**Set exercise**
In the Racket News issue, why does the author say readers will now get emails from p@ocmatos.com? Explain in one to three sentences.

**Extract provided**
========

Racket News - Issue 54

Permalink: https://racket-news.com/2021/10/racket-news-issue-54.html

Welcome to the fifty-fourth issue of Racket News.

Hello everyone and welcome to a new issue. I am fresh from a long leave, probably the longest in my work life and I am feeling refreshed. Hope you are holding on tight, ’cause we have a lot to go through!

A note on emails… I am consolidating my email addresses and accounts to using only two. So you should be seeing emails coming from p@ocmatos.com from here on out. This is the email you should be using as well if you want to contact me privately.

Grab a large coffee! No - not that small. Larger still …and enjoy the issue!

Table of Contents

  1. What’s New?
  2. Racket Around the Web
  3. New Releases
  4. Call to Racket!
  5. DrRacket Quickscript of the day
  6. Project in the Spotlight
  7. Featured Racket Paper
  8. Upcoming Meetups
  9. Racket Project Statistics - August, 2021
  10. Racket Project Statistics - September, 2021
  11. Sponsors

What’s New?

  • Jay has announced that we will once again have an online RacketCon from the 5th to the 7th of November, 2021. Mark your calendars! More details to come soon.
  • The Syntax Parse Bee 2021 competition, ran by Ben Greenman and Stephen De Gabrielle, is now closed. They received 22 entries from 15 different Racketeers. Take a look at the entries here.
  • Alexis King has done some Twitching and you can see her first one here.
  • There’s a new remote debugging tool in town by Bodgan Popa. Take a look a the video.
  • Racket 2 (aka Rhombus) is now using GitHub Discussions - take a look and join the chat.
  • Check a new game on the block : "Fission Flare" by Ryan Kramer.

Racket around the web

Do you blog about Racket? Let me know!

New Releases

If you know of library releases or maybe your own libraries and you want them to be featured, please let me know.

  • in-out-logged (pkg/src) is a library providing a code wrapping logger., by David Storrs.
  • libansilove (pkg/src) is a library providing FFI bindings to libansilove., by Maciej Barć.
  • laundry (pkg/src) is an implementation of org mode in Racket., by Tom Gillespie.
  • pprint-compact (pkg/src) is an implementation of ‘A Pretty But Not Greedy Printer’ in Racket., by sorawee.
  • codepoint (pkg/src) is an library for operations on unicode codepoints and UCD properties., by Simon Johnston.

========

**Entries shown**
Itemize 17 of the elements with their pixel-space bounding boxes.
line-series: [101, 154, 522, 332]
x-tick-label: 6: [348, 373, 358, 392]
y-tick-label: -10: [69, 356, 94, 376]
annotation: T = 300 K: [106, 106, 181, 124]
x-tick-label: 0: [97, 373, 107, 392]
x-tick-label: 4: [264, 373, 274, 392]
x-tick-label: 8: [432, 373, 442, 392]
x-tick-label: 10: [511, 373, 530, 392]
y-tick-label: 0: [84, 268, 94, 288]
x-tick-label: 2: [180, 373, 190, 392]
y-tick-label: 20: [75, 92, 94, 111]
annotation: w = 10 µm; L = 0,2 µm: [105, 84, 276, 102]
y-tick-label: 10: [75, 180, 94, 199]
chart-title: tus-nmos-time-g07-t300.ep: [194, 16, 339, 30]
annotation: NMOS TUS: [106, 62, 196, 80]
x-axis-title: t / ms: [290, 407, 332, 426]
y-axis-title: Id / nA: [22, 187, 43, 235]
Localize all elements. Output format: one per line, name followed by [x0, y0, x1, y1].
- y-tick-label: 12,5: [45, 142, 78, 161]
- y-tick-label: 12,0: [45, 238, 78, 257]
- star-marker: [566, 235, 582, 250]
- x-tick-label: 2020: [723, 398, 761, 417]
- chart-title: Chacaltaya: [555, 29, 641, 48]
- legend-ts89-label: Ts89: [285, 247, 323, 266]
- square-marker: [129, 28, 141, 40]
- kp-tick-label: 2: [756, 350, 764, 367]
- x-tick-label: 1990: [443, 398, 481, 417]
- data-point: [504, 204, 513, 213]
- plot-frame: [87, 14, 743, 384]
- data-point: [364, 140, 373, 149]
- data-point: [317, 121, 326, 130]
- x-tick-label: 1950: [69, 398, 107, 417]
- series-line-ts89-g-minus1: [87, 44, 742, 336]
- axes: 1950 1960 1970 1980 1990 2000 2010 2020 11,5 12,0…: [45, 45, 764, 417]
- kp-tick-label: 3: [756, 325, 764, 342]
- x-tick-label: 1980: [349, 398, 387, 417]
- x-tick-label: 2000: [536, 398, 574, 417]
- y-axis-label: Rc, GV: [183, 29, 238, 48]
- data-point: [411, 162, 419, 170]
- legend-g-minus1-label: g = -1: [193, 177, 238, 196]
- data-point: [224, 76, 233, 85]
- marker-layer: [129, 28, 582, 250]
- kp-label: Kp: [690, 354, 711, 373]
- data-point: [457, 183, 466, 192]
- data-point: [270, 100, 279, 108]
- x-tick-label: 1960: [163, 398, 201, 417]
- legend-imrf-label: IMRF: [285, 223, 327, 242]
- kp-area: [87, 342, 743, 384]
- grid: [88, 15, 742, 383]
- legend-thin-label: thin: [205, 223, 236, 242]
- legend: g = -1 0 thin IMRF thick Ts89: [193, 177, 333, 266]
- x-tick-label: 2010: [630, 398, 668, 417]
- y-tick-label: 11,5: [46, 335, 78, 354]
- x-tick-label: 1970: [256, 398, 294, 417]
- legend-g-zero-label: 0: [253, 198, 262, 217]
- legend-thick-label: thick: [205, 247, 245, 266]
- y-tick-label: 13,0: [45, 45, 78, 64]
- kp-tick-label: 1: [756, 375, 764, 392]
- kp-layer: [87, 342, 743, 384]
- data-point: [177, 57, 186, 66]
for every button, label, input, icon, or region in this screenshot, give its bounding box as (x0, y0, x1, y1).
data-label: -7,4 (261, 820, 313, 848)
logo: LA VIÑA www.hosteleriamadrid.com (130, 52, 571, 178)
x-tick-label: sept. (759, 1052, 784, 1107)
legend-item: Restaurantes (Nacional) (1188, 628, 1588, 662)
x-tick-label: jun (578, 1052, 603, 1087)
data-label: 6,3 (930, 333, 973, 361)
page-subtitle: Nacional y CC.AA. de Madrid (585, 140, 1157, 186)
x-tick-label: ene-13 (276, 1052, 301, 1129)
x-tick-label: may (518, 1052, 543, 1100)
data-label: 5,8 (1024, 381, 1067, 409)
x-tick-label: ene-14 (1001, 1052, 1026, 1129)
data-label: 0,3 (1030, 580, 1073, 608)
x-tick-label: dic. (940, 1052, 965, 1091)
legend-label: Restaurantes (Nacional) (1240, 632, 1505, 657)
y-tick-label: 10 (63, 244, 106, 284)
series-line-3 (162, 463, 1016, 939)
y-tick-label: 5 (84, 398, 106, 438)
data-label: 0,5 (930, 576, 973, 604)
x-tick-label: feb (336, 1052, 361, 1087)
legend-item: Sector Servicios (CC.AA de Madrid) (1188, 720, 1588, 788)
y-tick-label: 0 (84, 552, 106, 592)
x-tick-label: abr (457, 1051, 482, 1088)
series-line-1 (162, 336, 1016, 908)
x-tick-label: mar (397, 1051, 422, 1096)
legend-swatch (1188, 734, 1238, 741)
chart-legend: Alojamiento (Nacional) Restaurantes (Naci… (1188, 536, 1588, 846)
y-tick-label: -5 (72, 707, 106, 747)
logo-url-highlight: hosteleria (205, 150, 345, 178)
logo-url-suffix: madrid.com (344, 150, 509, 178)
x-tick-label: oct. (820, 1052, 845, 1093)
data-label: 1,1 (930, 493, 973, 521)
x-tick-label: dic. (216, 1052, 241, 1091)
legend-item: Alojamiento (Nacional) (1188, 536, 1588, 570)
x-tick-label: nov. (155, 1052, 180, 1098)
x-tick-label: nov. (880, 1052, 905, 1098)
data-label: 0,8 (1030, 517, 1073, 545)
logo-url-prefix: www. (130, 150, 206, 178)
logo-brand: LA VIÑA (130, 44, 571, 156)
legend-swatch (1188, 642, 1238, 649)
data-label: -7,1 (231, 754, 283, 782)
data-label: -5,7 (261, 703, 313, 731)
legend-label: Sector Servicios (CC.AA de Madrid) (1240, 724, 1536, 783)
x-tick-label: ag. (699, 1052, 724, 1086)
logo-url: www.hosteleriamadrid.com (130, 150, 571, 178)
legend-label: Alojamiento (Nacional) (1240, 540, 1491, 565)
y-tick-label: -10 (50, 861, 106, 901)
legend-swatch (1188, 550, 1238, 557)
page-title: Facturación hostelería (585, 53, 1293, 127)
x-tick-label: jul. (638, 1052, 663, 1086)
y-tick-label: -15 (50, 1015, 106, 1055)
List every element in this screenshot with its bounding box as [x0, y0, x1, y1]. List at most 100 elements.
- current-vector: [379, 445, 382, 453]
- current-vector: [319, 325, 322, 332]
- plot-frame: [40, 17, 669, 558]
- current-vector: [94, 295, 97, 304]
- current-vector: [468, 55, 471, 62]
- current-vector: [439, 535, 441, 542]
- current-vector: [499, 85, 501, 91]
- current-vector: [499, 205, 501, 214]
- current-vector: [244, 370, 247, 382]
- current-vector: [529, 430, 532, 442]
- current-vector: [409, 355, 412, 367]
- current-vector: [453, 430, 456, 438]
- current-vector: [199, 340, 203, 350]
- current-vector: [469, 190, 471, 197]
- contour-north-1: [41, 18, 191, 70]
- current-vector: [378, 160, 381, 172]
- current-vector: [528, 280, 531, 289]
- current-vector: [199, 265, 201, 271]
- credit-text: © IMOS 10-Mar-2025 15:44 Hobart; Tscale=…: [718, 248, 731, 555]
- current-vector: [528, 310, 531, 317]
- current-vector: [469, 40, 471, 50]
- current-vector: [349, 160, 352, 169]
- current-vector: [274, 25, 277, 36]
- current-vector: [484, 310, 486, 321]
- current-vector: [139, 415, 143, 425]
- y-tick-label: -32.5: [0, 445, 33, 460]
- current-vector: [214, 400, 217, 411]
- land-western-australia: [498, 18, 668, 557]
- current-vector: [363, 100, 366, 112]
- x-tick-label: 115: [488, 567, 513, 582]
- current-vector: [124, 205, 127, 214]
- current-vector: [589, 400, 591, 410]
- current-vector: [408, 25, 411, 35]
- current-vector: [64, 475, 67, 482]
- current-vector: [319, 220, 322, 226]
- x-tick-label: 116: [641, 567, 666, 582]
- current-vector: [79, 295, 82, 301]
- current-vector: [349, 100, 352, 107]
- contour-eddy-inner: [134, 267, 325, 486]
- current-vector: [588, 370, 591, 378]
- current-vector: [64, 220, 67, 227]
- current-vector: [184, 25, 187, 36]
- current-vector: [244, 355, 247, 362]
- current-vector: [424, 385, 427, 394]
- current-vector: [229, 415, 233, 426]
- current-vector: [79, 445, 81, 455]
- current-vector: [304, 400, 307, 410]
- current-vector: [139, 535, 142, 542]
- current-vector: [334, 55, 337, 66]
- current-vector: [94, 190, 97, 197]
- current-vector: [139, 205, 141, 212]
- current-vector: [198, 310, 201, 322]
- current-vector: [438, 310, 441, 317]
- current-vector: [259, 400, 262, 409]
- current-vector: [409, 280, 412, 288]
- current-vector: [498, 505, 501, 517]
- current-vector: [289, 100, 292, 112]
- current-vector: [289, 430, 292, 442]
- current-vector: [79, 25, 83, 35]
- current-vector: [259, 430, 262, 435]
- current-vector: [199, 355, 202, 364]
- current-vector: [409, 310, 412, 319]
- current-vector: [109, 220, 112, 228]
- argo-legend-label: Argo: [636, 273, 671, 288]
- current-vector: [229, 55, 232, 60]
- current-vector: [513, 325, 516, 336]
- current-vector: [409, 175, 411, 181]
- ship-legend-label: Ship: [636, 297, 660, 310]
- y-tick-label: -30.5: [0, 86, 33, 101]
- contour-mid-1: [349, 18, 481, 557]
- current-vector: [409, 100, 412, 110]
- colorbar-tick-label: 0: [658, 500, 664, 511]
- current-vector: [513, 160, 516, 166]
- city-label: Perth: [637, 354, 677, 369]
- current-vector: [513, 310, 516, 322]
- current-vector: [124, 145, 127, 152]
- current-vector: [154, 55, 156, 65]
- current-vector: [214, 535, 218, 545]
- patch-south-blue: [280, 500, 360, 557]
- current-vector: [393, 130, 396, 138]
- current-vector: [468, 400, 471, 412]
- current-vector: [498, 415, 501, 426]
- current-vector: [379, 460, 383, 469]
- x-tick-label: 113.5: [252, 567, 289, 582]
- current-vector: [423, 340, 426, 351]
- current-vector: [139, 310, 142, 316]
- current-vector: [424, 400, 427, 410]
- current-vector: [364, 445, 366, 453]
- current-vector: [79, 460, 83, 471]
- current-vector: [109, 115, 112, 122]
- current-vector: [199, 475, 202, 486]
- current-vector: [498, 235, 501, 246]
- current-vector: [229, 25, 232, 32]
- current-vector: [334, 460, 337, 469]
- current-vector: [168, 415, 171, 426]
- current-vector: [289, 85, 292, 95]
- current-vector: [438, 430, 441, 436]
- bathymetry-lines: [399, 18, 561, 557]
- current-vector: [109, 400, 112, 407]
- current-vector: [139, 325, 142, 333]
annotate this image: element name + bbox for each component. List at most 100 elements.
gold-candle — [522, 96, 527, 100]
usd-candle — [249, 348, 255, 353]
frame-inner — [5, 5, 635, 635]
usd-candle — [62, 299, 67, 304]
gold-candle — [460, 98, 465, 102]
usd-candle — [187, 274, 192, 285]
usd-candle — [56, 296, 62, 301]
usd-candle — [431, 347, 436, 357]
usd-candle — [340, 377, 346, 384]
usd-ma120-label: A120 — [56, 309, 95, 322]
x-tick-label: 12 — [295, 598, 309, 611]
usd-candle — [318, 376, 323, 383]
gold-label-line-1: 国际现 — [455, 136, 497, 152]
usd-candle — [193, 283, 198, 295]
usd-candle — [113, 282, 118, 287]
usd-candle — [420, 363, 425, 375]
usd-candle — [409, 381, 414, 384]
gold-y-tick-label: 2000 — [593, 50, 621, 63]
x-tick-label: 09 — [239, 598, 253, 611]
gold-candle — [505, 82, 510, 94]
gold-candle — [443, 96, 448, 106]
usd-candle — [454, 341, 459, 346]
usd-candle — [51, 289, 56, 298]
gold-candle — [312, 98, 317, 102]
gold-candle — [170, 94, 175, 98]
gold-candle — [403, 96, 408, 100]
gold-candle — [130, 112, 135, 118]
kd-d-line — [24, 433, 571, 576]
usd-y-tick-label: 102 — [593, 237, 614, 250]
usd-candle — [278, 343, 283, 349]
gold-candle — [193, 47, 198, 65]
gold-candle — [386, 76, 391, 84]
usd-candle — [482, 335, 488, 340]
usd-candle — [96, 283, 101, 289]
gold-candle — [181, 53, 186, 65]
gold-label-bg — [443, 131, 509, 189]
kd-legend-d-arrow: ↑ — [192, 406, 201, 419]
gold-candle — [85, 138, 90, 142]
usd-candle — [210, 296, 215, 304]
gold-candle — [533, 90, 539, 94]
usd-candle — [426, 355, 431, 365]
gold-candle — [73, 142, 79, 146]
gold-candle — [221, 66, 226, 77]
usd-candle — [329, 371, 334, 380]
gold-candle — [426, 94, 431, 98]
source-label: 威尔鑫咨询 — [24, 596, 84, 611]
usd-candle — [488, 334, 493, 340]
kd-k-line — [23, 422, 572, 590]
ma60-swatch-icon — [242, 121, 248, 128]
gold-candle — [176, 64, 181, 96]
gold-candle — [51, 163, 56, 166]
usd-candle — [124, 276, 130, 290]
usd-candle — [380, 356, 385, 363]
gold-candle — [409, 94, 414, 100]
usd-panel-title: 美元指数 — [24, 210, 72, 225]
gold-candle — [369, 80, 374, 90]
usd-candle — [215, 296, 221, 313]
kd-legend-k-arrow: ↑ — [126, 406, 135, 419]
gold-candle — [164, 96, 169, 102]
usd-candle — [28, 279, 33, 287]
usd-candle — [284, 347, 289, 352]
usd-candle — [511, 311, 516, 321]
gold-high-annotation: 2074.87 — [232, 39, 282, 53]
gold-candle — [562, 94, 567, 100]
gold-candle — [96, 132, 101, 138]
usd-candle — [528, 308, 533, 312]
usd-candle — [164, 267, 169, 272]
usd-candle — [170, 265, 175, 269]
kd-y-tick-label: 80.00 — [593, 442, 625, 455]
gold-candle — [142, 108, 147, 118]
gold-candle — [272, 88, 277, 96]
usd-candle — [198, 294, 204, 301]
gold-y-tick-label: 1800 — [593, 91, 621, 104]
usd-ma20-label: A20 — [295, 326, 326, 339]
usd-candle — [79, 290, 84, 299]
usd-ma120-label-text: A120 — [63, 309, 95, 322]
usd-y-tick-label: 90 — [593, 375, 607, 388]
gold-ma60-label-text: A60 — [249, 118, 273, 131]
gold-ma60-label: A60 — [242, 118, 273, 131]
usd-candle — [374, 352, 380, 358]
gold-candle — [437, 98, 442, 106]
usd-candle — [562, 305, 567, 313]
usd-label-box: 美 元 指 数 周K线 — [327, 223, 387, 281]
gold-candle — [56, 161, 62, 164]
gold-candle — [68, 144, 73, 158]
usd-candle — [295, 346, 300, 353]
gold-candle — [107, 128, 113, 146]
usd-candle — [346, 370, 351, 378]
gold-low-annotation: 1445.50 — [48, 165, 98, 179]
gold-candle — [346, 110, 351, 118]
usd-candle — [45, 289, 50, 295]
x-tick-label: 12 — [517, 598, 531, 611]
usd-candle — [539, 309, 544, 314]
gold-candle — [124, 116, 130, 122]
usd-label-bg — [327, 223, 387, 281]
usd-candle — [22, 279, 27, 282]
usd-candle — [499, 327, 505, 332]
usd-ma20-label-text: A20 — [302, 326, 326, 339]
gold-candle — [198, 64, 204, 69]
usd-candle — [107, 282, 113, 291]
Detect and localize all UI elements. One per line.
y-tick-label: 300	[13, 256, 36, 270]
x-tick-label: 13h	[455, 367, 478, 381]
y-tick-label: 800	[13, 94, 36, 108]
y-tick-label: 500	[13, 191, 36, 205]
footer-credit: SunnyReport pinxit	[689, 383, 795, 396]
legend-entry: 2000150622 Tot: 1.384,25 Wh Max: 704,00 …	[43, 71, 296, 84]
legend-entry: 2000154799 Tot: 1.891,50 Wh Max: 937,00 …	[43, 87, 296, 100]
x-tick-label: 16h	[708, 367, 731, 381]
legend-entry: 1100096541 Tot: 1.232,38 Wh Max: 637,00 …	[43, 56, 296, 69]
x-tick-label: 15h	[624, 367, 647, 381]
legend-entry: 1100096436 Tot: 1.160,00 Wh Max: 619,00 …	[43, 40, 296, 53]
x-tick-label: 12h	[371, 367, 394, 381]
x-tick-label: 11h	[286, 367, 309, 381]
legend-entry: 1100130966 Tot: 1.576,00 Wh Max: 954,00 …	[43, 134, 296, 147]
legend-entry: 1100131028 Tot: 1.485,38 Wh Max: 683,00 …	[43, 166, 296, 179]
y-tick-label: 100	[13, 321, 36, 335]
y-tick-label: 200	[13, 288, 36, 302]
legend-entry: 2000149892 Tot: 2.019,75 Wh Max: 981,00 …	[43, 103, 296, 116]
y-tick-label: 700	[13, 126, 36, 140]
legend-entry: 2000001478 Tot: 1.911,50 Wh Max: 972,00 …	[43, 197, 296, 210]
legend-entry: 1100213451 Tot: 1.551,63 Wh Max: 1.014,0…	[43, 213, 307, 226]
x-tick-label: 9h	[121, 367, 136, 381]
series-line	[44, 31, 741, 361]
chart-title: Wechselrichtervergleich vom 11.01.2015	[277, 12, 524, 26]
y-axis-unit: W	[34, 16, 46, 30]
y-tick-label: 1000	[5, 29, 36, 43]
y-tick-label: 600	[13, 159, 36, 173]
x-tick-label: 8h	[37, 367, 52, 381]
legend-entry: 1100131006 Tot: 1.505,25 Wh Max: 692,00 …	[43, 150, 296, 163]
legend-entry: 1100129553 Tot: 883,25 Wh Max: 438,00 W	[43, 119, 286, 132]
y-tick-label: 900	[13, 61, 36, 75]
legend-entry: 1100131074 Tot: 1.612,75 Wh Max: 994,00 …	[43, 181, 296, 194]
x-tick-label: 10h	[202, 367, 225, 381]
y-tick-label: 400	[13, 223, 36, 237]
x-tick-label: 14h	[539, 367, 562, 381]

========

**Output below**
The author is consolidating email addresses and accounts down to only two, so emails will come from p@ocmatos.com from now on.